Problem to solve:
Find all the lines with "JSON" and gather them.

[START]

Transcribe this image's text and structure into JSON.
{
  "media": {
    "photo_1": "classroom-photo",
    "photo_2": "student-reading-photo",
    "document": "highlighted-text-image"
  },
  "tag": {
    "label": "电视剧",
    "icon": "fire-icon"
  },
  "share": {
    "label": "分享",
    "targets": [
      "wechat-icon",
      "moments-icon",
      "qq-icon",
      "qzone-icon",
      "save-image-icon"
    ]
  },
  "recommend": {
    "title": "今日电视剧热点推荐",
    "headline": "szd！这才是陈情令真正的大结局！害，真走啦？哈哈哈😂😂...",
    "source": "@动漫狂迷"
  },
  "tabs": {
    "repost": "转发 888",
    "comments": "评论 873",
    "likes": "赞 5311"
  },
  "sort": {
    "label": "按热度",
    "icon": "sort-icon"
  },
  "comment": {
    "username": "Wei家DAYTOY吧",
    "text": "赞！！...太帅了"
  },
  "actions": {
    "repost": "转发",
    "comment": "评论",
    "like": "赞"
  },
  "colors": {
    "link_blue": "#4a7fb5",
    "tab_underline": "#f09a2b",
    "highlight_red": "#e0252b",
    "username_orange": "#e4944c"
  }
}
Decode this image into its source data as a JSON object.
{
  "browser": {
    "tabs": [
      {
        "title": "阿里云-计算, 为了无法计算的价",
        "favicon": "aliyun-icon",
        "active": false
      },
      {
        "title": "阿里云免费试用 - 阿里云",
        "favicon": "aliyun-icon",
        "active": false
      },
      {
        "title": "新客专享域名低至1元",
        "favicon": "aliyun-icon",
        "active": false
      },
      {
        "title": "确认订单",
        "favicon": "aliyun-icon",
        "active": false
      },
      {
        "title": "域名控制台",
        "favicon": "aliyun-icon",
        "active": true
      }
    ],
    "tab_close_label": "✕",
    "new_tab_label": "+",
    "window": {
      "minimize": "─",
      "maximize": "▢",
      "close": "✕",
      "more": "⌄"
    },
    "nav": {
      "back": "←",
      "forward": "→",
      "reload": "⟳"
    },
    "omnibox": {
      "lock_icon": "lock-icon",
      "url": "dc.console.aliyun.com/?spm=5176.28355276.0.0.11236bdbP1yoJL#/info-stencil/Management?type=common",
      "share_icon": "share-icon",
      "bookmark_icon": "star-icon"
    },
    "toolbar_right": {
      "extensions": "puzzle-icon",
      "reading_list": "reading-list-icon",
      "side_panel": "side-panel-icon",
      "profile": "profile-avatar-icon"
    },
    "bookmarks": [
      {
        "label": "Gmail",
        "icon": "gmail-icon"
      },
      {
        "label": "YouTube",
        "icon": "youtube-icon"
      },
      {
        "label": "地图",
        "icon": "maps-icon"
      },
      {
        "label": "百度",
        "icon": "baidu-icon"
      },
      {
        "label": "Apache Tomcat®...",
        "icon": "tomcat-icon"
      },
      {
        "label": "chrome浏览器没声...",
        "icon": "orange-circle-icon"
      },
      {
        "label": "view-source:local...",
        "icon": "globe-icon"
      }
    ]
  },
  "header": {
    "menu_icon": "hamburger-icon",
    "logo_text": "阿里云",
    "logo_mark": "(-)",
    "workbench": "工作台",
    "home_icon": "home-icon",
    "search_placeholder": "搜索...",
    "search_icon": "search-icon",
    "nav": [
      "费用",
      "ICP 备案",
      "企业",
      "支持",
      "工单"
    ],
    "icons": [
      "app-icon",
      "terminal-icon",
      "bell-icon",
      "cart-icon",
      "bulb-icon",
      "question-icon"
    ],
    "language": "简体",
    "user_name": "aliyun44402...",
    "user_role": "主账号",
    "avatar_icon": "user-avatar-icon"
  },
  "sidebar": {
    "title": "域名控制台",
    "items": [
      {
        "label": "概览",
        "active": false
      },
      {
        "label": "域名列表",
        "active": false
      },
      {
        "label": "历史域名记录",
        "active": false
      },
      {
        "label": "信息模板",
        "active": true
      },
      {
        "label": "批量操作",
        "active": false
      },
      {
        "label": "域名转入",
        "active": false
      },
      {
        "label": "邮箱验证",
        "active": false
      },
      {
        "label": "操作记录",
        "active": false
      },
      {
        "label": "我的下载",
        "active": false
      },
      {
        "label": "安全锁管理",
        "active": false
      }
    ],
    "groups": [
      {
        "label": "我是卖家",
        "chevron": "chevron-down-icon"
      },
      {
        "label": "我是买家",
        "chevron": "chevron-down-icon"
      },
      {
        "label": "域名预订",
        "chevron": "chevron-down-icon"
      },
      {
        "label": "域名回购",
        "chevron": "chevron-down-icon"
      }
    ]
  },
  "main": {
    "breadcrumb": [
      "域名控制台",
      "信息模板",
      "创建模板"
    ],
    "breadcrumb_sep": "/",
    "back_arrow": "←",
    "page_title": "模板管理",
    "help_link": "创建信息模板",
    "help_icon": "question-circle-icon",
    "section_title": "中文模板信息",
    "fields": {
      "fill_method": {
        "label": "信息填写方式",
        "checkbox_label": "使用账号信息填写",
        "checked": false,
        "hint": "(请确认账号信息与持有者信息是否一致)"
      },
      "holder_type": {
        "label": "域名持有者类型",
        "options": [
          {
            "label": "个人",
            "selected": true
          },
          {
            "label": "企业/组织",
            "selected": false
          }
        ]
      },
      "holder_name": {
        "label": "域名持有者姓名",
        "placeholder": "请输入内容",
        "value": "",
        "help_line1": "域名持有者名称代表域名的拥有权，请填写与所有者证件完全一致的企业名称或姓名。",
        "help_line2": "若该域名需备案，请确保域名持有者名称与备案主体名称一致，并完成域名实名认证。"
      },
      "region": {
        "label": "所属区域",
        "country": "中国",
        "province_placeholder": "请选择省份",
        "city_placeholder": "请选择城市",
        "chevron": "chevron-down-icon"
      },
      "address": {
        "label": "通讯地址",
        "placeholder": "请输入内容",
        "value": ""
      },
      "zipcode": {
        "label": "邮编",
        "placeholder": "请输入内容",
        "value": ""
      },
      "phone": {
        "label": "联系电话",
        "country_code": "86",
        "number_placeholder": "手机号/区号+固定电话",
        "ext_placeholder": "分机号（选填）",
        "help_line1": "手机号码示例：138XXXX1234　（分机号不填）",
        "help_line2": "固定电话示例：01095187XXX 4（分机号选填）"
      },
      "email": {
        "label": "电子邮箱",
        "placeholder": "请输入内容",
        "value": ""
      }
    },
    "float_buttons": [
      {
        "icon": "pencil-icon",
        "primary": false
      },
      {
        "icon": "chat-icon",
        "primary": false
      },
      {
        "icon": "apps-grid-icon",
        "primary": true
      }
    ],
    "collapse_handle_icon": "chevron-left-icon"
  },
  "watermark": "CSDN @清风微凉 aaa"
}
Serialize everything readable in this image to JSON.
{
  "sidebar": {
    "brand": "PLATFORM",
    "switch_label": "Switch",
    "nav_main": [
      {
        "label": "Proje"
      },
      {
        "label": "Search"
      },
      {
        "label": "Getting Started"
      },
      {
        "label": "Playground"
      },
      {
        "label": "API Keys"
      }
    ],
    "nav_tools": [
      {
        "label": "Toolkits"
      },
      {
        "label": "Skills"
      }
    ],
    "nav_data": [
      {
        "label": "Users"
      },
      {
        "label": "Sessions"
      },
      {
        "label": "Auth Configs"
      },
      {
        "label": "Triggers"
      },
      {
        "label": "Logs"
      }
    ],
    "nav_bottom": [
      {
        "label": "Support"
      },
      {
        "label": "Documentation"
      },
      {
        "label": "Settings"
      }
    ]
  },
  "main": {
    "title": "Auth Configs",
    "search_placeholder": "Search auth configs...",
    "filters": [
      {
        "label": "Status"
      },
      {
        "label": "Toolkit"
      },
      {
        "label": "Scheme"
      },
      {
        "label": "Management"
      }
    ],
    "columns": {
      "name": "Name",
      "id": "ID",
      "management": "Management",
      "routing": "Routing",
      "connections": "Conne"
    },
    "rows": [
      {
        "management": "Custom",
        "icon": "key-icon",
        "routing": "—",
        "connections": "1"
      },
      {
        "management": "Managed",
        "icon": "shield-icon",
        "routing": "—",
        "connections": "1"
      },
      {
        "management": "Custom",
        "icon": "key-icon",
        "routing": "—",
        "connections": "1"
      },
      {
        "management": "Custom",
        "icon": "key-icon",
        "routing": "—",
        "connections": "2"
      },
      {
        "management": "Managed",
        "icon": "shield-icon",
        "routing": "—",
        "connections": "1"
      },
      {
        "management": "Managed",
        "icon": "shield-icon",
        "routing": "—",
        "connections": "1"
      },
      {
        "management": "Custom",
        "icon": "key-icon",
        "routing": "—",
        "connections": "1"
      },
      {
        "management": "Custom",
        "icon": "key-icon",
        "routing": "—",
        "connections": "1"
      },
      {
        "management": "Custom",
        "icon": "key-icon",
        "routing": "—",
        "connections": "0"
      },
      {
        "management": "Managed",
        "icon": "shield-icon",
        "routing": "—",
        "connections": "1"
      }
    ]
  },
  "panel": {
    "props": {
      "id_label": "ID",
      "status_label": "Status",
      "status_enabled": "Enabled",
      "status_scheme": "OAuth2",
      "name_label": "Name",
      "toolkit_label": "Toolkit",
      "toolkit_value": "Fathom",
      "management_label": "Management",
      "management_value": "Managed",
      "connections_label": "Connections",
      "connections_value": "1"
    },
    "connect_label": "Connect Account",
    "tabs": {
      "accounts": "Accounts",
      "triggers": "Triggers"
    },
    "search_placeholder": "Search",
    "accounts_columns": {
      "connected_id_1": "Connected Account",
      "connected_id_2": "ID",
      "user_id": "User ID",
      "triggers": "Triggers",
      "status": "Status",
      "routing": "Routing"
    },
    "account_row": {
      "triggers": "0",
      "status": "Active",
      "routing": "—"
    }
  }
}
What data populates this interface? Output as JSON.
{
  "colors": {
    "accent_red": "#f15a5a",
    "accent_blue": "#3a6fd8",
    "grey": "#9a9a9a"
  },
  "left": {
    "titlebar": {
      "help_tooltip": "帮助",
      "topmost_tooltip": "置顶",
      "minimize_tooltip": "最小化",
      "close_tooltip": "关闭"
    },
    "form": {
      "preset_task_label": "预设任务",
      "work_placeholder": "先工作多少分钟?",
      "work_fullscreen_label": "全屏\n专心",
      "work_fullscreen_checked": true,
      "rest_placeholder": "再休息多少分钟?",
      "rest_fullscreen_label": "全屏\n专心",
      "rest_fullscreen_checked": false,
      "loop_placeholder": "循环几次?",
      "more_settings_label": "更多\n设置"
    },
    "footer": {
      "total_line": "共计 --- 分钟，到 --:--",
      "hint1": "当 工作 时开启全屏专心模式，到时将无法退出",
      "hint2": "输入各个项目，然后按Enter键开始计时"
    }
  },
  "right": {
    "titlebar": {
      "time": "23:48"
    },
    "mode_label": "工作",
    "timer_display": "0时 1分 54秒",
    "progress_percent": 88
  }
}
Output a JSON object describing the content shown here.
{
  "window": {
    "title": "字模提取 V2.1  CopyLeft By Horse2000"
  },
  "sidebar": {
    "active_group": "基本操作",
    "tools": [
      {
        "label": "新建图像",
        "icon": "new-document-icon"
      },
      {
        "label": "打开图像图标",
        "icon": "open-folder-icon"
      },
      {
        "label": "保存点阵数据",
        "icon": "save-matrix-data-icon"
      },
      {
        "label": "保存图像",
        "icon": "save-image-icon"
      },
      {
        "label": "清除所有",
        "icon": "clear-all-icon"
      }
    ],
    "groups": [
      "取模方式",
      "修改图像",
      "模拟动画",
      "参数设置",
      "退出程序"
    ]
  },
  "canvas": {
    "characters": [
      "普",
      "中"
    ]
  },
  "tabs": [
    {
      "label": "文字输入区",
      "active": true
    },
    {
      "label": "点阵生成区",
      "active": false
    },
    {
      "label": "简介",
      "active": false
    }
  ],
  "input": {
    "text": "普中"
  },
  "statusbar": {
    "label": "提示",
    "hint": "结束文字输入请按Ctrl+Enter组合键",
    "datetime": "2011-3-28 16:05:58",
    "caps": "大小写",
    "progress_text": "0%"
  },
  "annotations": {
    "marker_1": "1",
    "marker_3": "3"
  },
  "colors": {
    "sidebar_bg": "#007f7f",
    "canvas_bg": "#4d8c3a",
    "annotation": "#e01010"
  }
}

[END]

Answer for the task:
Transcribe this image's text and structure into JSON.
Decode this image into its source data as a JSON object.
Serialize everything readable in this image to JSON.
What data populates this interface? Output as JSON.
Output a JSON object describing the content shown here.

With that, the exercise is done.